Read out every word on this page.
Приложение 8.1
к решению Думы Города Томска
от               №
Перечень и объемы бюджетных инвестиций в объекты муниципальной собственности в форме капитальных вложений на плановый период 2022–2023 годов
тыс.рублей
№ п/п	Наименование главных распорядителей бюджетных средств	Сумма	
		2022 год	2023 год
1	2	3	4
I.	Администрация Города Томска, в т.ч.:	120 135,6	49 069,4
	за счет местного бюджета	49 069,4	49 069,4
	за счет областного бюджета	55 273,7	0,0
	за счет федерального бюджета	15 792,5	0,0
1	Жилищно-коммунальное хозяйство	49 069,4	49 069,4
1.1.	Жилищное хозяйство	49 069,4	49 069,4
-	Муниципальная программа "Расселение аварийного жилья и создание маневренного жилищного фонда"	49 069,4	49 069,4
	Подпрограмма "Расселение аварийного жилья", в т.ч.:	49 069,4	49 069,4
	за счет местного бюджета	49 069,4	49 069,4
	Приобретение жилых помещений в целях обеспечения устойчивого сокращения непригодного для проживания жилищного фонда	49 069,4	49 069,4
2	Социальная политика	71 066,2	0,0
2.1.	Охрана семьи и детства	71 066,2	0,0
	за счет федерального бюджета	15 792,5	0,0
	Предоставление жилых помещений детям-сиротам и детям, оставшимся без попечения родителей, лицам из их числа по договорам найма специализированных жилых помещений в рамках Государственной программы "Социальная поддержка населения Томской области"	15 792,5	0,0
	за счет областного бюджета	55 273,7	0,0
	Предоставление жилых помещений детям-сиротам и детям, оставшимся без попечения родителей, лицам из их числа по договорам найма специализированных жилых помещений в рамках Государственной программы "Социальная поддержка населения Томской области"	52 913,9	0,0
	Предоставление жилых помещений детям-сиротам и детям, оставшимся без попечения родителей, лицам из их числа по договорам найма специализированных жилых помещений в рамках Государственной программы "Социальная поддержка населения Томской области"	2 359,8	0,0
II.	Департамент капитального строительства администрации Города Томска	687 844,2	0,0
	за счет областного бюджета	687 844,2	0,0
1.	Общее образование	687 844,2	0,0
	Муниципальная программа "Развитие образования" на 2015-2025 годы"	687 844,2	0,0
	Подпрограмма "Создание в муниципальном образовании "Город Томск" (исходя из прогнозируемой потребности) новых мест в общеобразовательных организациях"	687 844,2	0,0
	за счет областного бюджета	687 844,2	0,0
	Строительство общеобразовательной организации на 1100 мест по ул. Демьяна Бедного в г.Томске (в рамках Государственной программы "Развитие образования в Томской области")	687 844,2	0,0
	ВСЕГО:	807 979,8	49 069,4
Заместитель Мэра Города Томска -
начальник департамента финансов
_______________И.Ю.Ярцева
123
□ □ □ □ □
▸ **WORK TO DO**:
Output the records above in their entirety, exactly.

▸ **OUTPUT BELOW**:
Read out every word on this page.
Приложение 8.1
к решению Думы Города Томска
от               №
Перечень и объемы бюджетных инвестиций в объекты муниципальной собственности в форме капитальных вложений на плановый период 2022–2023 годов
тыс.рублей
№ п/п	Наименование главных распорядителей бюджетных средств	Сумма	
		2022 год	2023 год
1	2	3	4
I.	Администрация Города Томска, в т.ч.:	120 135,6	49 069,4
	за счет местного бюджета	49 069,4	49 069,4
	за счет областного бюджета	55 273,7	0,0
	за счет федерального бюджета	15 792,5	0,0
1	Жилищно-коммунальное хозяйство	49 069,4	49 069,4
1.1.	Жилищное хозяйство	49 069,4	49 069,4
-	Муниципальная программа "Расселение аварийного жилья и создание маневренного жилищного фонда"	49 069,4	49 069,4
	Подпрограмма "Расселение аварийного жилья", в т.ч.:	49 069,4	49 069,4
	за счет местного бюджета	49 069,4	49 069,4
	Приобретение жилых помещений в целях обеспечения устойчивого сокращения непригодного для проживания жилищного фонда	49 069,4	49 069,4
2	Социальная политика	71 066,2	0,0
2.1.	Охрана семьи и детства	71 066,2	0,0
	за счет федерального бюджета	15 792,5	0,0
	Предоставление жилых помещений детям-сиротам и детям, оставшимся без попечения родителей, лицам из их числа по договорам найма специализированных жилых помещений в рамках Государственной программы "Социальная поддержка населения Томской области"	15 792,5	0,0
	за счет областного бюджета	55 273,7	0,0
	Предоставление жилых помещений детям-сиротам и детям, оставшимся без попечения родителей, лицам из их числа по договорам найма специализированных жилых помещений в рамках Государственной программы "Социальная поддержка населения Томской области"	52 913,9	0,0
	Предоставление жилых помещений детям-сиротам и детям, оставшимся без попечения родителей, лицам из их числа по договорам найма специализированных жилых помещений в рамках Государственной программы "Социальная поддержка населения Томской области"	2 359,8	0,0
II.	Департамент капитального строительства администрации Города Томска	687 844,2	0,0
	за счет областного бюджета	687 844,2	0,0
1.	Общее образование	687 844,2	0,0
	Муниципальная программа "Развитие образования" на 2015-2025 годы"	687 844,2	0,0
	Подпрограмма "Создание в муниципальном образовании "Город Томск" (исходя из прогнозируемой потребности) новых мест в общеобразовательных организациях"	687 844,2	0,0
	за счет областного бюджета	687 844,2	0,0
	Строительство общеобразовательной организации на 1100 мест по ул. Демьяна Бедного в г.Томске (в рамках Государственной программы "Развитие образования в Томской области")	687 844,2	0,0
	ВСЕГО:	807 979,8	49 069,4
Заместитель Мэра Города Томска -
начальник департамента финансов
_______________И.Ю.Ярцева
123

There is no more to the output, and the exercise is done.